* **What to do**: Lines that contain "цикла" are to be counted; give only their number.

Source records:
□ □ □ □ □ □ □
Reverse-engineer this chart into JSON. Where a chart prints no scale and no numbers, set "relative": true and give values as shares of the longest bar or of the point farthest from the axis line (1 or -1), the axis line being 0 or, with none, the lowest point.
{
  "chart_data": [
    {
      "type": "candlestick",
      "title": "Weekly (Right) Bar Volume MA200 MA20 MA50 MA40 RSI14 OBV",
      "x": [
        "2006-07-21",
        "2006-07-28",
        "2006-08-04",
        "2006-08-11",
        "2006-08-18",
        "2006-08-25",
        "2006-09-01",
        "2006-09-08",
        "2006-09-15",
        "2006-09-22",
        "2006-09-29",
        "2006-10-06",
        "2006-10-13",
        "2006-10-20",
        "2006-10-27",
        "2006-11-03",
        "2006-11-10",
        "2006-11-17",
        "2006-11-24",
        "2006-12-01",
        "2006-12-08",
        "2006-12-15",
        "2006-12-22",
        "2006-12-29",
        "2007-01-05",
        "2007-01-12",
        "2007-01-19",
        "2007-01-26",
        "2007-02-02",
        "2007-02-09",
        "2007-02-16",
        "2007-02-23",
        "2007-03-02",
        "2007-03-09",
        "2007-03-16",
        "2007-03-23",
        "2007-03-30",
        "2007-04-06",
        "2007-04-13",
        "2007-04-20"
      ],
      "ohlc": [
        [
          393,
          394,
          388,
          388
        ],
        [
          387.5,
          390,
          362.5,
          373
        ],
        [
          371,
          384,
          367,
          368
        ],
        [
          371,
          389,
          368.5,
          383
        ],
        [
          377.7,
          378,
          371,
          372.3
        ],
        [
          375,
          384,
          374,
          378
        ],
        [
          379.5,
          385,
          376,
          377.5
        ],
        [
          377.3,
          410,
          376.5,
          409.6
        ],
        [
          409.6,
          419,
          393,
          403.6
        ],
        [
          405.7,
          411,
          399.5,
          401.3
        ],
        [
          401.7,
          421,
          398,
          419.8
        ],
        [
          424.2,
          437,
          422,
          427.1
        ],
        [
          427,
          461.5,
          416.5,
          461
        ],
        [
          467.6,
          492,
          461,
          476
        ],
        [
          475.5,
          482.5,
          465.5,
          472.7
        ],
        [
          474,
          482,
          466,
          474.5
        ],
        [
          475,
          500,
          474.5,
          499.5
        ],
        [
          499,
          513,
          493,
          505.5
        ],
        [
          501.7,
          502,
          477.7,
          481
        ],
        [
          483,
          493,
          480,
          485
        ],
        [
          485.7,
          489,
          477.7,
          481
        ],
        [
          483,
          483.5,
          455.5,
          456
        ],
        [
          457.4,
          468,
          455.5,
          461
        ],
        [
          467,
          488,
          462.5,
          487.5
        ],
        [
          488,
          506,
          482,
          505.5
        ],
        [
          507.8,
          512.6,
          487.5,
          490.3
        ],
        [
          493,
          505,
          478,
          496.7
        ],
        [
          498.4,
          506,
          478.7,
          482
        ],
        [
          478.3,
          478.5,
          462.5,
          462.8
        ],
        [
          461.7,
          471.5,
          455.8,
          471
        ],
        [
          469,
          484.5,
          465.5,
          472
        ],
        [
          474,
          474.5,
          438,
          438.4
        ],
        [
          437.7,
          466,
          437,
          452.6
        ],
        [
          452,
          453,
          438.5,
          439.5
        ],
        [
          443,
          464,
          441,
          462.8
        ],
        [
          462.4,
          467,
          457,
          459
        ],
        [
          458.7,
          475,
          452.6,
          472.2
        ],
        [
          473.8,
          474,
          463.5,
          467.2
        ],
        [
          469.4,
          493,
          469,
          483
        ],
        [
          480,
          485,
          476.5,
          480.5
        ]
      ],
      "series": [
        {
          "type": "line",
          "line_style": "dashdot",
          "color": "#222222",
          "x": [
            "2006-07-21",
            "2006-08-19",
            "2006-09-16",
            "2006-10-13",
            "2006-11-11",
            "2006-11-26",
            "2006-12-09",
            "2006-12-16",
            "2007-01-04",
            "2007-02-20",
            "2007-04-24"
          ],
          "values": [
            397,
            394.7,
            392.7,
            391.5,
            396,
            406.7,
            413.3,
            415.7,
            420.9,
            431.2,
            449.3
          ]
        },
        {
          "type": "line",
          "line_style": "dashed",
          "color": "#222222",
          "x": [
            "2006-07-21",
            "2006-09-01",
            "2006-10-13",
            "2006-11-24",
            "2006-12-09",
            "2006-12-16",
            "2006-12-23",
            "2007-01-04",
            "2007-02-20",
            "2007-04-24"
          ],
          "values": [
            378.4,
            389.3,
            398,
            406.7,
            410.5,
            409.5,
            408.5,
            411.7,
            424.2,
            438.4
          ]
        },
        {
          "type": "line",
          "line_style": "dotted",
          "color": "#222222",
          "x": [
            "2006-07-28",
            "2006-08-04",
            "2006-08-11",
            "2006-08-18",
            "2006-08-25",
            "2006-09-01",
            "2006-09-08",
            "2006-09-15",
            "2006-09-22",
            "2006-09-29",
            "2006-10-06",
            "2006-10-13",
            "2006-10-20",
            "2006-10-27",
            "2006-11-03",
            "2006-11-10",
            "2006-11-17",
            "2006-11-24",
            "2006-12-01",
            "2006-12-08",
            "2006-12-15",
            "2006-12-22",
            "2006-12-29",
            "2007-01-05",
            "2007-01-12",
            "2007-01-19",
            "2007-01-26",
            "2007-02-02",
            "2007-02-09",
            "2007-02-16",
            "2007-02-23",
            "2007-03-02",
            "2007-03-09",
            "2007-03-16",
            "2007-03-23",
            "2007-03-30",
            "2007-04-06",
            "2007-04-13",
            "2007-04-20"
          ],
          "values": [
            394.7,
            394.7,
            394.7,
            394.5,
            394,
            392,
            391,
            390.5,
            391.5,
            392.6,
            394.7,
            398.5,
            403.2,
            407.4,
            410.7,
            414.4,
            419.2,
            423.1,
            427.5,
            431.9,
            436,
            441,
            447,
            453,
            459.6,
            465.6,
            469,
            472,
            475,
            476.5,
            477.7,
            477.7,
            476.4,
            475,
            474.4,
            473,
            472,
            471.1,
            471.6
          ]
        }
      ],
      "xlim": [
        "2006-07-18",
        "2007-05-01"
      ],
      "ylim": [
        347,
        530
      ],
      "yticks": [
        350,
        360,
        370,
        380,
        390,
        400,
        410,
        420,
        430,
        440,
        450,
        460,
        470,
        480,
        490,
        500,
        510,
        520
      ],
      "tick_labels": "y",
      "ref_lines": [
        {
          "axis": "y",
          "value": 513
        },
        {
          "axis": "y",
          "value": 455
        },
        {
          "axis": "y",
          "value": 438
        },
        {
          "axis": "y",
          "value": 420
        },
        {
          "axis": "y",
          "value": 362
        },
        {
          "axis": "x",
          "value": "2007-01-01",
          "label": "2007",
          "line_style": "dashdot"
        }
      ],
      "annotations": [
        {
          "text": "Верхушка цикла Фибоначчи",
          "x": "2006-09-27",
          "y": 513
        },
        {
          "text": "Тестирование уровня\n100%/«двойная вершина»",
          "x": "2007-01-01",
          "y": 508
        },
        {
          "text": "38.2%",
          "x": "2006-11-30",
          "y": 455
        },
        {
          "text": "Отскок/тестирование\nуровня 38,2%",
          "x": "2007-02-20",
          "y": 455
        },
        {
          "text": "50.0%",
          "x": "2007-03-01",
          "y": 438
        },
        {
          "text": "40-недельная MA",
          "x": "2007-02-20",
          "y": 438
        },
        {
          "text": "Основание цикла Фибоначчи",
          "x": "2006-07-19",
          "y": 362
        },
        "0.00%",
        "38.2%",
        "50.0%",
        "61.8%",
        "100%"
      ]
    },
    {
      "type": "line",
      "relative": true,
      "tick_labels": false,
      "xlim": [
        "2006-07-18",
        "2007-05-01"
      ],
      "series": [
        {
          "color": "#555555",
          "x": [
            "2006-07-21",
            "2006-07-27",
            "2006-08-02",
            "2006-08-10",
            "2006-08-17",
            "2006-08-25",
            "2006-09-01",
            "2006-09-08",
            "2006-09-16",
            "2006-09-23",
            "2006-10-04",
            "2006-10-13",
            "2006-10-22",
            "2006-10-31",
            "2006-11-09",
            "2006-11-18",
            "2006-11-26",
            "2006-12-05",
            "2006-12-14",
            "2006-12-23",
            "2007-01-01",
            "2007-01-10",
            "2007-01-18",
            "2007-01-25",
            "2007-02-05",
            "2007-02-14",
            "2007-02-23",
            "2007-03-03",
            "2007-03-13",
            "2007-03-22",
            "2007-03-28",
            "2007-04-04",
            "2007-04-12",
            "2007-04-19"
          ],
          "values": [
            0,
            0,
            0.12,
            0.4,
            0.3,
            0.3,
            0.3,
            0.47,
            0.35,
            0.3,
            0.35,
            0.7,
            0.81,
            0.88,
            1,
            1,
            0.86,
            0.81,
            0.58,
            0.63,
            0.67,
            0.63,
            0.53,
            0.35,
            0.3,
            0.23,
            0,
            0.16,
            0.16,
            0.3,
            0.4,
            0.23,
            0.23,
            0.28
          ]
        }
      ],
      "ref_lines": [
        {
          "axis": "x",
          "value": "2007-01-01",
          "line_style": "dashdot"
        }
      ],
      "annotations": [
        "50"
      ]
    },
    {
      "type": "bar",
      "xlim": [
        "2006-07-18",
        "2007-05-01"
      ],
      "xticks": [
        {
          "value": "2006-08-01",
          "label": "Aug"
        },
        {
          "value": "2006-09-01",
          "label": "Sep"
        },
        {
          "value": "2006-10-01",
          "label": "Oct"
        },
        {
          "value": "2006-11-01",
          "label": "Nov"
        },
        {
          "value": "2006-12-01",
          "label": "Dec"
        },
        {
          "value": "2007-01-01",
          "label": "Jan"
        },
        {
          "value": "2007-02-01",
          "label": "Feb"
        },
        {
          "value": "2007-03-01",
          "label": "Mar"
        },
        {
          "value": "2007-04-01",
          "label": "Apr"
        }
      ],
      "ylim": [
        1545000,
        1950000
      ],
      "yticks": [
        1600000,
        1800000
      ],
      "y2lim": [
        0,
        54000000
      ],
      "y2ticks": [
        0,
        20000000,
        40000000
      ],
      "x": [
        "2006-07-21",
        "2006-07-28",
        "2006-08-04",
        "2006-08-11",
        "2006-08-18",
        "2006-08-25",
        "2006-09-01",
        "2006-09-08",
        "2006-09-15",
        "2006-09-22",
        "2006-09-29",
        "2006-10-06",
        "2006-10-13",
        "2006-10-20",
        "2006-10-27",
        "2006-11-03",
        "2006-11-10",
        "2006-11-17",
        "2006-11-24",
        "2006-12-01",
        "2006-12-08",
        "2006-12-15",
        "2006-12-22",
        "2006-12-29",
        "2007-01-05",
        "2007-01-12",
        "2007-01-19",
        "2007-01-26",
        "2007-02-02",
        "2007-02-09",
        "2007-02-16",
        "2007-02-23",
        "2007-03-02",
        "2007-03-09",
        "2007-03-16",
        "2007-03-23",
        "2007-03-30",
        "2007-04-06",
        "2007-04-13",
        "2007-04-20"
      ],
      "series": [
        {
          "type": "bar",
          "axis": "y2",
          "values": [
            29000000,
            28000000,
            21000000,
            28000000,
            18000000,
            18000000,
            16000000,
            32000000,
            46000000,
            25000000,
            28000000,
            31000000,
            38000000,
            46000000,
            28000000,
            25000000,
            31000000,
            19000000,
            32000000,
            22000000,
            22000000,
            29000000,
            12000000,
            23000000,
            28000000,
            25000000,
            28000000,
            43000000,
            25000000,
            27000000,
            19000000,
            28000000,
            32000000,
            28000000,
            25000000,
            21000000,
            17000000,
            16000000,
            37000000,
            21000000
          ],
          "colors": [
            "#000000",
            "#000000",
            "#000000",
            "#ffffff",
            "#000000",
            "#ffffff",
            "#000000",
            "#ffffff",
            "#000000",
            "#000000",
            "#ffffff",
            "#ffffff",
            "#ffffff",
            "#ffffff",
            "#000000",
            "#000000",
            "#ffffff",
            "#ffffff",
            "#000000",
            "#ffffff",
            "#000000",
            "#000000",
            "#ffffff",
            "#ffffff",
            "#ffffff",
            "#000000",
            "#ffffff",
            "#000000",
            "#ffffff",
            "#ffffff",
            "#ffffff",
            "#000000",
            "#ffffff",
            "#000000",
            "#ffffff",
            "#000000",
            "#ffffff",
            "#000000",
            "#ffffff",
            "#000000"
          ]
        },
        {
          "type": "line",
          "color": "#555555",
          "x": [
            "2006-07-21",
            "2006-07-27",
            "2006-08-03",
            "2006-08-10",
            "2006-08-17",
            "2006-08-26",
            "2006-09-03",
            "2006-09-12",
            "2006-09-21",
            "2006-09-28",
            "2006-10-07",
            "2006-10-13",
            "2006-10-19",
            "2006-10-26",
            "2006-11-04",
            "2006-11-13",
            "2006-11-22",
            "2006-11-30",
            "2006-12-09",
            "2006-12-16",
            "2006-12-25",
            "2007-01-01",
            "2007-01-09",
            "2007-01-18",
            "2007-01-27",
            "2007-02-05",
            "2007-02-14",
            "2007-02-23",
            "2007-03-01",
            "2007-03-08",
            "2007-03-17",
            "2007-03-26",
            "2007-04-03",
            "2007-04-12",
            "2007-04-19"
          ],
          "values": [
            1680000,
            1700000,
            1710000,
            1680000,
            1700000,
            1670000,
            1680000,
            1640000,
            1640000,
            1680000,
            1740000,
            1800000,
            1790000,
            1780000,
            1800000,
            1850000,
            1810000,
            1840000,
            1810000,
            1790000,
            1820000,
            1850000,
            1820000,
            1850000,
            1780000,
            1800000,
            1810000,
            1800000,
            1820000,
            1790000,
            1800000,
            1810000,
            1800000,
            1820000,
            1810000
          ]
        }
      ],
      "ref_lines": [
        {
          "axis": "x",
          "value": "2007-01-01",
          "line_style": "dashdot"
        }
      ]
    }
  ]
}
□ □ □ □ □ □ □
* **Correct response**: 2